-- start DATA SUPPLIED --
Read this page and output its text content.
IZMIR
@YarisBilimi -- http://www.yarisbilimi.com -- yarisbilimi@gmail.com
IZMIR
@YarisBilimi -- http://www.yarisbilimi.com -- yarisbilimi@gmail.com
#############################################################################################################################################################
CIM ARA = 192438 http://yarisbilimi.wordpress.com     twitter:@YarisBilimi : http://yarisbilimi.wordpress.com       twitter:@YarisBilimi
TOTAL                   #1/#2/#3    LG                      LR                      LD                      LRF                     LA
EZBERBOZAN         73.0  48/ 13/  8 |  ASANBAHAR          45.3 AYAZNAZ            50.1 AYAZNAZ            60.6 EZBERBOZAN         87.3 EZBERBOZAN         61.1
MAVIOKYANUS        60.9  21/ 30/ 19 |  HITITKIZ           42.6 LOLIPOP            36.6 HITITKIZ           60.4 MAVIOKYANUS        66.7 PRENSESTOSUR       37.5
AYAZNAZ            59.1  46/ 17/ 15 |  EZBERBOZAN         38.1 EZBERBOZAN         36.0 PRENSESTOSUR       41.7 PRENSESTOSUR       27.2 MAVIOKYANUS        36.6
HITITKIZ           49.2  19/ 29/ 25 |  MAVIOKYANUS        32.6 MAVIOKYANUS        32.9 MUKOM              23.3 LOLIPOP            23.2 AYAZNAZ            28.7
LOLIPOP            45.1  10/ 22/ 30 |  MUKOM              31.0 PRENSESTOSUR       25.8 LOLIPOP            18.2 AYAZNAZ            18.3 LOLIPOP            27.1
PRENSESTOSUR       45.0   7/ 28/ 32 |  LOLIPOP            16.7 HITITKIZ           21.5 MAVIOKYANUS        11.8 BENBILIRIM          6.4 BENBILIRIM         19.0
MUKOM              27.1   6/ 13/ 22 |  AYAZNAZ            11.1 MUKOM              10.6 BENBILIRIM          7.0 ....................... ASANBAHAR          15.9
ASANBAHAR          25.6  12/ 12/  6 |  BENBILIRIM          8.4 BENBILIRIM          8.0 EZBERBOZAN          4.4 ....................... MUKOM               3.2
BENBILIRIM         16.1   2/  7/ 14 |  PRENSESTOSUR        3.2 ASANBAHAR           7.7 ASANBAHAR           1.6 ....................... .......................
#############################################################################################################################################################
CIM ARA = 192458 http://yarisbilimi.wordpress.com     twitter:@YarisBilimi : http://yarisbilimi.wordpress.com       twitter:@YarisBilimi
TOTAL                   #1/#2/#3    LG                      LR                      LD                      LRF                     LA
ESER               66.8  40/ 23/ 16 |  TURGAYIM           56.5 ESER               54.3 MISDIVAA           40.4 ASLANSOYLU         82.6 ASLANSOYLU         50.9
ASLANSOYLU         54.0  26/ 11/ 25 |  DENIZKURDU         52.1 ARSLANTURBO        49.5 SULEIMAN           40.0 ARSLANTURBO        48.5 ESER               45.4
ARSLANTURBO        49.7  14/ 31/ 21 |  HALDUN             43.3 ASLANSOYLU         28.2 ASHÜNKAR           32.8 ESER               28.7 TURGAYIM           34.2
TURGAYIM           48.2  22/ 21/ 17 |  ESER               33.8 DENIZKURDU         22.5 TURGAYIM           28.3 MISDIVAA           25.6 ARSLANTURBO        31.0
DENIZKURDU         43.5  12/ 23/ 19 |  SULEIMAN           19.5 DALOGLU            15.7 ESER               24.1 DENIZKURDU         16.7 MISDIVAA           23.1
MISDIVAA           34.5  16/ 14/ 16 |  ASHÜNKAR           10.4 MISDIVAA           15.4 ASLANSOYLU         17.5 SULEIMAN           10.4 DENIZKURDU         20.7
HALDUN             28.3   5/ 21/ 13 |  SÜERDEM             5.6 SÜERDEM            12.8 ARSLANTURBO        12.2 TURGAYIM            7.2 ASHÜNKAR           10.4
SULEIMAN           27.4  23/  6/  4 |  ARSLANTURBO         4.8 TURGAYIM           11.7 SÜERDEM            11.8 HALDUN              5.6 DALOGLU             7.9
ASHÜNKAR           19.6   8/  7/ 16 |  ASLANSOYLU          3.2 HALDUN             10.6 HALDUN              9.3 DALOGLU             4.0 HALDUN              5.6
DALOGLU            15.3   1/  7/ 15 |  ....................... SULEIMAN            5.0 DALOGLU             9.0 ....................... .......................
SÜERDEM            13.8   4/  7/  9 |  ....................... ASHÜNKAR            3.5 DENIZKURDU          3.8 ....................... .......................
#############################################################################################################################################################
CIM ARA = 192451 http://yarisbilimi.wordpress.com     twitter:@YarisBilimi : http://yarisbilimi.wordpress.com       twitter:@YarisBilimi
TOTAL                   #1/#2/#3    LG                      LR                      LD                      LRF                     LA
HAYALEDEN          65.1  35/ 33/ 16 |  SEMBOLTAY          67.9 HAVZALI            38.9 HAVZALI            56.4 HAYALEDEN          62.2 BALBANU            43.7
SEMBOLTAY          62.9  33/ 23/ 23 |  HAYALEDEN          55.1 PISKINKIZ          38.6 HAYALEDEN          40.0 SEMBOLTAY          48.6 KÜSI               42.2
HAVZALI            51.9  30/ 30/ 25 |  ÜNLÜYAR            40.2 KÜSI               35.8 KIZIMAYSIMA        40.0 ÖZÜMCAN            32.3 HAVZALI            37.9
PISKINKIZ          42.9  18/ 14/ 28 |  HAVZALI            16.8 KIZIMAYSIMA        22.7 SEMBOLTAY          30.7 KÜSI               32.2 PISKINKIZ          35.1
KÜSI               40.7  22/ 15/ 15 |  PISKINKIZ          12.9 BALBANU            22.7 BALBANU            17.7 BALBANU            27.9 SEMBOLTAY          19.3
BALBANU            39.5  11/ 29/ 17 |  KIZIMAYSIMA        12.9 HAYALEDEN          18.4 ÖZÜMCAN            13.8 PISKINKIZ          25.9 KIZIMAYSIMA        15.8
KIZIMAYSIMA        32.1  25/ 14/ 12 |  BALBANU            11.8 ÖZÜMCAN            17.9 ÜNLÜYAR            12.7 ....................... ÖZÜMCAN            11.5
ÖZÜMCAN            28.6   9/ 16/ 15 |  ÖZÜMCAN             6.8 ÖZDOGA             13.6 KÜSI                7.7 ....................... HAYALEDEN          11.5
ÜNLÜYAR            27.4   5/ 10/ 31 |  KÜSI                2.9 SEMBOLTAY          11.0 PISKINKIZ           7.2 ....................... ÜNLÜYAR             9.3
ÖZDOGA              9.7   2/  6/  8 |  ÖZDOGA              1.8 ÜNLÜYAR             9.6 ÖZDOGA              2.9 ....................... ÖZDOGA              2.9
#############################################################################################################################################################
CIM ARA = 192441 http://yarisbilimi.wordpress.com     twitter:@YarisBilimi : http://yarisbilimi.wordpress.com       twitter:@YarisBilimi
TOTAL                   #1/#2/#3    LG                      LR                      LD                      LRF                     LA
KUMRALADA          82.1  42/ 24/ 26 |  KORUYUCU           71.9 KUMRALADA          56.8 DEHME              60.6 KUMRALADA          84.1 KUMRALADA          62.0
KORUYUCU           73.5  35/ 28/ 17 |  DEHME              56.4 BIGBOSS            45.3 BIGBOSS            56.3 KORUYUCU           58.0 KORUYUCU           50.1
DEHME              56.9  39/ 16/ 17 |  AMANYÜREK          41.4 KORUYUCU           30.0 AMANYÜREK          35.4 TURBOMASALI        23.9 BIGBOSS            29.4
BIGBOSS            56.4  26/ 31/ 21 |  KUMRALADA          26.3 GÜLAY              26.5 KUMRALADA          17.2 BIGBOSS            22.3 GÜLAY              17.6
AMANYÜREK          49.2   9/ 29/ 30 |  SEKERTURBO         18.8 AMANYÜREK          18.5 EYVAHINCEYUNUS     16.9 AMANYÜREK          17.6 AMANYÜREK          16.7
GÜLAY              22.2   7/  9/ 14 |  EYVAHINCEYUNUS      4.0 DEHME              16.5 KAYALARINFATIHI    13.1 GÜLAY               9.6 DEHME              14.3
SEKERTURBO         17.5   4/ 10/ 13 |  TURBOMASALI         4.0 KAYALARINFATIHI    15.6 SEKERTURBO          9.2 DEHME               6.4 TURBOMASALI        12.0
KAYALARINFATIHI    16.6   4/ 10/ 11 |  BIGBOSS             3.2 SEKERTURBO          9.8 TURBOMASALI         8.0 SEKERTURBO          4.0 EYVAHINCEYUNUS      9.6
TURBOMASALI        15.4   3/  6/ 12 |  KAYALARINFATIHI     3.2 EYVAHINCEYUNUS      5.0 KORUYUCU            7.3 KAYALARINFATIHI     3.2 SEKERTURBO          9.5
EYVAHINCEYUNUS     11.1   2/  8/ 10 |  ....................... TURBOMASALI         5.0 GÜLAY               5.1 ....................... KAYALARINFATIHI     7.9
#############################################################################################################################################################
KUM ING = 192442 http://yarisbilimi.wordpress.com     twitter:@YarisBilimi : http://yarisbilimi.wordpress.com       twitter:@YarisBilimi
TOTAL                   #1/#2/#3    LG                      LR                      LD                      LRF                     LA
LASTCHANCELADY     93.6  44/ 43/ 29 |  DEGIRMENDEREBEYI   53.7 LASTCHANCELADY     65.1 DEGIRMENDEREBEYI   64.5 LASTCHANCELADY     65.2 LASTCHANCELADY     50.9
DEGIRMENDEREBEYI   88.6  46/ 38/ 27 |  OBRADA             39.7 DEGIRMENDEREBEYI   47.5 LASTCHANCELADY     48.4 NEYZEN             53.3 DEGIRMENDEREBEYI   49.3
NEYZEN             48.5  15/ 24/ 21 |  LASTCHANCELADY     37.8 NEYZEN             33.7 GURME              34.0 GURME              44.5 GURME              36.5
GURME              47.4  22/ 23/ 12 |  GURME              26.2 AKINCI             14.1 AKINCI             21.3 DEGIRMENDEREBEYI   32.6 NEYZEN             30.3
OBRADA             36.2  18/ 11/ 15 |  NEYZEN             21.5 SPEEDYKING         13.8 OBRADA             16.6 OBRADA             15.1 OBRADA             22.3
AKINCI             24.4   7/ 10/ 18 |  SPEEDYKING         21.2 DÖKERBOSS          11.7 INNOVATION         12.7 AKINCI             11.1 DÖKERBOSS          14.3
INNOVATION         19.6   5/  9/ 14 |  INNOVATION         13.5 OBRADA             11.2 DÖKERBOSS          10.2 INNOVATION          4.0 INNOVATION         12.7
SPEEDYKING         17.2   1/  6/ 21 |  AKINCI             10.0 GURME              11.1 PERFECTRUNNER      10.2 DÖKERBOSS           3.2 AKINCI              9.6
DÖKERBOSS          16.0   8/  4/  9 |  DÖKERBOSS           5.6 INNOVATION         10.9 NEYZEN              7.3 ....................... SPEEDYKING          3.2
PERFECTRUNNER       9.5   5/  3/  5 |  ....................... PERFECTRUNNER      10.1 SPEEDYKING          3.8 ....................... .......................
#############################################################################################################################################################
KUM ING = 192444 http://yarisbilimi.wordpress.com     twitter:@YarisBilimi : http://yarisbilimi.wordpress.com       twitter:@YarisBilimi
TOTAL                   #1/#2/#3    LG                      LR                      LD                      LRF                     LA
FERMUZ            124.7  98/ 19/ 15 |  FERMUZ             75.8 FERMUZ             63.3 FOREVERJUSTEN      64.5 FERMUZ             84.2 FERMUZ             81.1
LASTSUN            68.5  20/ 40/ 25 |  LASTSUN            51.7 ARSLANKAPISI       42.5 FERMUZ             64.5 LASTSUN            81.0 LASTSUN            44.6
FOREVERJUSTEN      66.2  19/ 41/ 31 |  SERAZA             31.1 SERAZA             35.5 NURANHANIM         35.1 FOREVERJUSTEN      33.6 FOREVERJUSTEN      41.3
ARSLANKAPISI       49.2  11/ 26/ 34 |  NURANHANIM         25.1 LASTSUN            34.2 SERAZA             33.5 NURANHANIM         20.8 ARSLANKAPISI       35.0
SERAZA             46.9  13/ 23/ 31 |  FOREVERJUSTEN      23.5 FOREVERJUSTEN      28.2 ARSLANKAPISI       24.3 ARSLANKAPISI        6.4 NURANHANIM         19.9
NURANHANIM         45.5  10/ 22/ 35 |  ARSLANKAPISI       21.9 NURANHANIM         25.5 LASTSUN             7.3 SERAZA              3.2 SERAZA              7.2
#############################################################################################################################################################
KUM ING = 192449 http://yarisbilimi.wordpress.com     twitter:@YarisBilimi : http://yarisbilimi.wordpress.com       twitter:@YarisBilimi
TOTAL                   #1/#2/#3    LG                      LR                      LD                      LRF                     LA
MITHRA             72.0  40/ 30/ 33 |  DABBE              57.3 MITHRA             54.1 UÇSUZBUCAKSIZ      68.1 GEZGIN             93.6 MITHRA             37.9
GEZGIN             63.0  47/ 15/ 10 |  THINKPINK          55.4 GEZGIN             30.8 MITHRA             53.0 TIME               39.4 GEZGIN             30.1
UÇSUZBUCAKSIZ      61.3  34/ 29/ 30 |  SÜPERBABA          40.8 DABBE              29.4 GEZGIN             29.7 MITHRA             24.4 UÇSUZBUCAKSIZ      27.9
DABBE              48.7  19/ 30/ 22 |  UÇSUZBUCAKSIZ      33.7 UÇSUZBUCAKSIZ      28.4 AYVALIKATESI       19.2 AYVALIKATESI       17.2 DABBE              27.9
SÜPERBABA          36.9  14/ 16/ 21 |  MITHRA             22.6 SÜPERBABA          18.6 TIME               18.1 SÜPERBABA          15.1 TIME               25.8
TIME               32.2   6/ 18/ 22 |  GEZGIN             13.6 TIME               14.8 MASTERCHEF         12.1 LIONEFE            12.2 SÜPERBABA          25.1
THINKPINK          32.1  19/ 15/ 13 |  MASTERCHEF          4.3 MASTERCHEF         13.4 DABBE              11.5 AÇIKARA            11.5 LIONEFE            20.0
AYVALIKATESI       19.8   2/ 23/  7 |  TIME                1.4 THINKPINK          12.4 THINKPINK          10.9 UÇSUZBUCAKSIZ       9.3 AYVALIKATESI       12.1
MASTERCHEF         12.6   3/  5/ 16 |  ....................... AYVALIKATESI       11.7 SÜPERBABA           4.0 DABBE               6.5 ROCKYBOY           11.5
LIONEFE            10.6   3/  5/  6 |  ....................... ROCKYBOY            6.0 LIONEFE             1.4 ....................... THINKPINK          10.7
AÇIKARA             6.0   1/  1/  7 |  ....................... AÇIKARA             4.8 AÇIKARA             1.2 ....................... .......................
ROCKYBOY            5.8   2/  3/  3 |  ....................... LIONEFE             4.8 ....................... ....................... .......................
-- end DATA SUPPLIED --
WHAT IS EXPECTED:
Identify the lines in the entries above that contain "HAVZALI", then copy them out.

THE COMPLETED TASK:
HAYALEDEN          65.1  35/ 33/ 16 |  SEMBOLTAY          67.9 HAVZALI            38.9 HAVZALI            56.4 HAYALEDEN          62.2 BALBANU            43.7
HAVZALI            51.9  30/ 30/ 25 |  ÜNLÜYAR            40.2 KÜSI               35.8 KIZIMAYSIMA        40.0 ÖZÜMCAN            32.3 HAVZALI            37.9
PISKINKIZ          42.9  18/ 14/ 28 |  HAVZALI            16.8 KIZIMAYSIMA        22.7 SEMBOLTAY          30.7 KÜSI               32.2 PISKINKIZ          35.1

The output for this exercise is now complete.